- Short exercise 1 -
Quote the stretch of the message below from "On Wed, Jul" through "willingness to listen.".
- Short exercise 2 -
According to the message below, what do words require when communicating a teaching?

- Passage provided -
---*---
[MD] John's Reading of Absolute Idealism Confirmed by Bob

John Carl ridgecoyote at gmail.com
Wed Jul 22 12:31:42 PDT 2009


On Wed, Jul 22, 2009 at 11:32 AM, X Acto <xacto at rocketmail.com> wrote:

You bring up idolitry, the defining of the indefineable. the living word
> the one that can not be spoken, smack of DQ. with the study of
> ancient Greek philosophy, the new testament takes on an entirely
> new meaning. Gnostic scriptures really emphasize this.
> religious writtings take on an entirely new dimension of meaning in
> these contexts.
>

Also, my reading of Ellul has informed my opinion of idolatry as being
"image oriented" as opposed to "word oriented" ways of communicating a
teaching.  The image is a "take it or leave it" presentation while words
require flexibility in reasoning and a willingness to listen.
---*---
- Data records -
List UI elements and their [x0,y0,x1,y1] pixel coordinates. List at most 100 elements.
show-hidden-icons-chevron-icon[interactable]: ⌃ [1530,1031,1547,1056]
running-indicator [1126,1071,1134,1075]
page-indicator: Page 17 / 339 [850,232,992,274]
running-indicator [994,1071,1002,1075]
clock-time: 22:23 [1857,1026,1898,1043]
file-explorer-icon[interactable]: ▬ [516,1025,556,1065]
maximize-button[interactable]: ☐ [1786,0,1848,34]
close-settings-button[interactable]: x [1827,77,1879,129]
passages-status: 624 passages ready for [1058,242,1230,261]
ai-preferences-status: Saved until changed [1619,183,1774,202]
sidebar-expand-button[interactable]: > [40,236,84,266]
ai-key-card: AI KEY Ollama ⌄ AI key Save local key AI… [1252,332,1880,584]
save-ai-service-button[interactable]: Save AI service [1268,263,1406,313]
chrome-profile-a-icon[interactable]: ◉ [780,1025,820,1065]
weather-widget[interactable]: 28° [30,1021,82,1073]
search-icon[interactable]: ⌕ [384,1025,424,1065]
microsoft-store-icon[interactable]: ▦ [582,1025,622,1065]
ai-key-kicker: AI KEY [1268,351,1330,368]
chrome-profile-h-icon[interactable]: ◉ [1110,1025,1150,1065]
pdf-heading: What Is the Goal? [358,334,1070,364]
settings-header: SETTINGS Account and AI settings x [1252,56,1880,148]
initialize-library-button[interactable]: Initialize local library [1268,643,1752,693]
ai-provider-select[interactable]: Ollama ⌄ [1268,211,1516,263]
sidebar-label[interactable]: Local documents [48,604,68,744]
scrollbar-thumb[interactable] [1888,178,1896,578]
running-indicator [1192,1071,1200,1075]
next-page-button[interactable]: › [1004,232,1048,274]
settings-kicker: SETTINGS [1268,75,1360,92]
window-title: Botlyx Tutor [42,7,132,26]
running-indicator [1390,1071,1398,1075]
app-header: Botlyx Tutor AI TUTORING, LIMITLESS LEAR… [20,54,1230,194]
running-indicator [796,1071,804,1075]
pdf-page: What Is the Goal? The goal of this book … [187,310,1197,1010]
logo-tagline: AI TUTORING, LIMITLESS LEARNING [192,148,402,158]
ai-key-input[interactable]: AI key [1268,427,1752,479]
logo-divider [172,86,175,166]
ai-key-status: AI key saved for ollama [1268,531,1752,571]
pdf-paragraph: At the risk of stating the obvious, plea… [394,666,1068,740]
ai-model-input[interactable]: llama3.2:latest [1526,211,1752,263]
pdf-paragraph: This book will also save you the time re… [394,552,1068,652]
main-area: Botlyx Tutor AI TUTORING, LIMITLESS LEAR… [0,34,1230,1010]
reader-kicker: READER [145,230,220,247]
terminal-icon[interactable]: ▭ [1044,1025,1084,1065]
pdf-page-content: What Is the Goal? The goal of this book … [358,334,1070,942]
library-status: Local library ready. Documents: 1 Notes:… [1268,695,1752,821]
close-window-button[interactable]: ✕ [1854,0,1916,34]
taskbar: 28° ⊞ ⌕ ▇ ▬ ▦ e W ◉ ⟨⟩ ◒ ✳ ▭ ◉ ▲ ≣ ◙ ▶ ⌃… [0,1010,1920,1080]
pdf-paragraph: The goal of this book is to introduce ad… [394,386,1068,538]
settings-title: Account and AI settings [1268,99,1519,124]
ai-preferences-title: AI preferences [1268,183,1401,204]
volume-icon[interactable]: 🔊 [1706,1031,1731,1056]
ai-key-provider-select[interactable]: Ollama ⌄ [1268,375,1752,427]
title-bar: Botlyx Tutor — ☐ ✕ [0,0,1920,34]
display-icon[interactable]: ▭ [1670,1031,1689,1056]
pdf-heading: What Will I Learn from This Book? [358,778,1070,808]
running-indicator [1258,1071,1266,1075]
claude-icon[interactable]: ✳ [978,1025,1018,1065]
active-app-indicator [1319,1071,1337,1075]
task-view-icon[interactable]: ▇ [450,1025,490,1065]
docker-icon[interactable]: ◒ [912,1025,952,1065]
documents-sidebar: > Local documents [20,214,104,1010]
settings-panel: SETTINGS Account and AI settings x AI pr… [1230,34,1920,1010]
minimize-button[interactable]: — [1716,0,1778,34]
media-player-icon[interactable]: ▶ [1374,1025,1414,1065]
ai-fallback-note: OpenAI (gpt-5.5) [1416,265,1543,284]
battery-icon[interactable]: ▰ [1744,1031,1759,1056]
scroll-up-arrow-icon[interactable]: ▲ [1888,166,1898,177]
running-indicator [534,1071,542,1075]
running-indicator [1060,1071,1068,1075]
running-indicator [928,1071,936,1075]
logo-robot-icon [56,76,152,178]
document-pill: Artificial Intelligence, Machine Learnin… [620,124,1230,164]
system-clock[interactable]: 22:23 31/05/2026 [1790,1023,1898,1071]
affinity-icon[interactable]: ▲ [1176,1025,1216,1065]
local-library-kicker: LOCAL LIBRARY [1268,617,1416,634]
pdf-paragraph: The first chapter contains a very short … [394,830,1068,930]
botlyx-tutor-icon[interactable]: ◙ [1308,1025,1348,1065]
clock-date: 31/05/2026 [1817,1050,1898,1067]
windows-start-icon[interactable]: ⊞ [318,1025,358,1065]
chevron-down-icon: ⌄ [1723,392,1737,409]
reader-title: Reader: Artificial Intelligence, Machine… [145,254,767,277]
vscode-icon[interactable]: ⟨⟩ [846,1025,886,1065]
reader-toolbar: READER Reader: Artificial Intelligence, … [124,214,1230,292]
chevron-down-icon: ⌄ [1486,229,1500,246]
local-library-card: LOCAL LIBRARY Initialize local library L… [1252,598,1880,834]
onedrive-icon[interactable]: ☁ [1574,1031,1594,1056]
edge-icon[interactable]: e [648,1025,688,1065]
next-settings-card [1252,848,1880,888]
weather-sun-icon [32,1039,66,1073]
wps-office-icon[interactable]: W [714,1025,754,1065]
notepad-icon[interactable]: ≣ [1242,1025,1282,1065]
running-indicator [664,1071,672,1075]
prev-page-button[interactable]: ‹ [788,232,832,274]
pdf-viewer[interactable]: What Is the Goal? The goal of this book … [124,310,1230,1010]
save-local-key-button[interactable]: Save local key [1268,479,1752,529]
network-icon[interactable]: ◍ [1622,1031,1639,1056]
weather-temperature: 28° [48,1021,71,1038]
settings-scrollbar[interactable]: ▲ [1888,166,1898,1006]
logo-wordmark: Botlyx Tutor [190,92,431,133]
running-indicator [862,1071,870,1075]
---*---
- Exercise solution 1 -
On Wed, Jul 22, 2009 at 11:32 AM, X Acto <xacto at rocketmail.com> wrote:

You bring up idolitry, the defining of the indefineable. the living word
> the one that can not be spoken, smack of DQ. with the study of
> ancient Greek philosophy, the new testament takes on an entirely
> new meaning. Gnostic scriptures really emphasize this.
> religious writtings take on an entirely new dimension of meaning in
> these contexts.
>

Also, my reading of Ellul has informed my opinion of idolatry as being
"image oriented" as opposed to "word oriented" ways of communicating a
teaching.  The image is a "take it or leave it" presentation while words
require flexibility in reasoning and a willingness to listen.

- Exercise solution 2 -
Words require flexibility in reasoning and a willingness to listen.